Data extracted from a collection
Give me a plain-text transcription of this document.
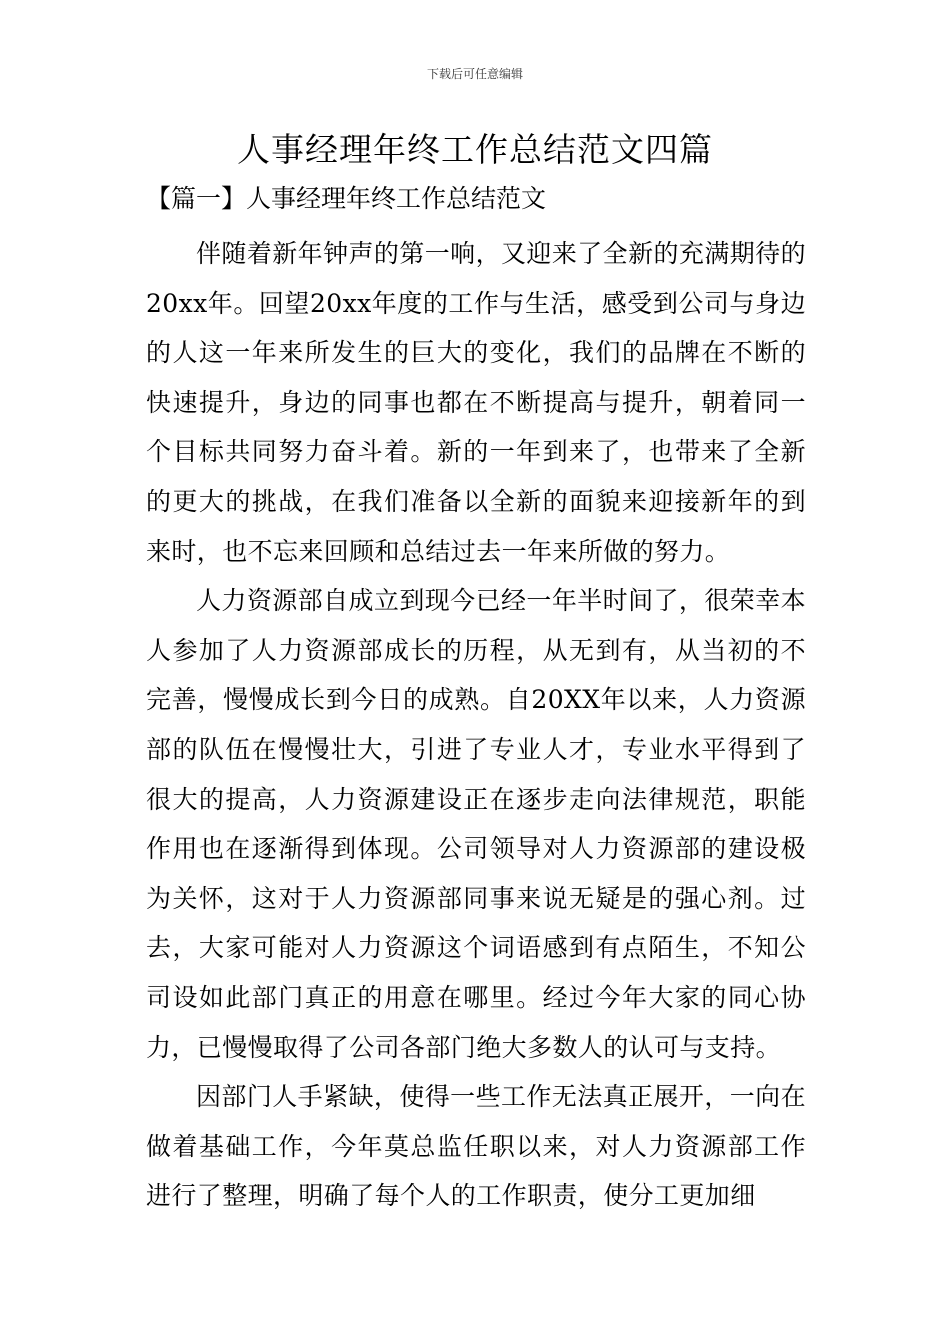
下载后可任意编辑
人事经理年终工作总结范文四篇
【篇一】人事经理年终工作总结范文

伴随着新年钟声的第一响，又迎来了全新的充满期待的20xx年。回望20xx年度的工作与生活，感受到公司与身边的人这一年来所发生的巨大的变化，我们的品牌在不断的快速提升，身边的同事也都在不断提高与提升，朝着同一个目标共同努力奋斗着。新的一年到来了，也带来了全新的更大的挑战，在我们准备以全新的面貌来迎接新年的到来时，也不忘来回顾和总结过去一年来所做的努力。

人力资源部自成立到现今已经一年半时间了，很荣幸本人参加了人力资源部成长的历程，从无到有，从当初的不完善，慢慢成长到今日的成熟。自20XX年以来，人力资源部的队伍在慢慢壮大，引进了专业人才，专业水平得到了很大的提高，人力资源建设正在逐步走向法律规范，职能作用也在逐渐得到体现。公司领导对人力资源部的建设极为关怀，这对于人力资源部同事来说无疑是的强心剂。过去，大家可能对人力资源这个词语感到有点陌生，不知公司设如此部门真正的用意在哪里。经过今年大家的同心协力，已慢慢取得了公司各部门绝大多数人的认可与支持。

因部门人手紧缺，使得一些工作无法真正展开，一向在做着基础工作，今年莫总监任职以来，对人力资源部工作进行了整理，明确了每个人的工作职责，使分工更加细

= What you will do =
Output the full set of records above without changing a word, and drop the images.

= Response to this task =
Give me a plain-text transcription of this document.
下载后可任意编辑
人事经理年终工作总结范文四篇
【篇一】人事经理年终工作总结范文

伴随着新年钟声的第一响，又迎来了全新的充满期待的20xx年。回望20xx年度的工作与生活，感受到公司与身边的人这一年来所发生的巨大的变化，我们的品牌在不断的快速提升，身边的同事也都在不断提高与提升，朝着同一个目标共同努力奋斗着。新的一年到来了，也带来了全新的更大的挑战，在我们准备以全新的面貌来迎接新年的到来时，也不忘来回顾和总结过去一年来所做的努力。

人力资源部自成立到现今已经一年半时间了，很荣幸本人参加了人力资源部成长的历程，从无到有，从当初的不完善，慢慢成长到今日的成熟。自20XX年以来，人力资源部的队伍在慢慢壮大，引进了专业人才，专业水平得到了很大的提高，人力资源建设正在逐步走向法律规范，职能作用也在逐渐得到体现。公司领导对人力资源部的建设极为关怀，这对于人力资源部同事来说无疑是的强心剂。过去，大家可能对人力资源这个词语感到有点陌生，不知公司设如此部门真正的用意在哪里。经过今年大家的同心协力，已慢慢取得了公司各部门绝大多数人的认可与支持。

因部门人手紧缺，使得一些工作无法真正展开，一向在做着基础工作，今年莫总监任职以来，对人力资源部工作进行了整理，明确了每个人的工作职责，使分工更加细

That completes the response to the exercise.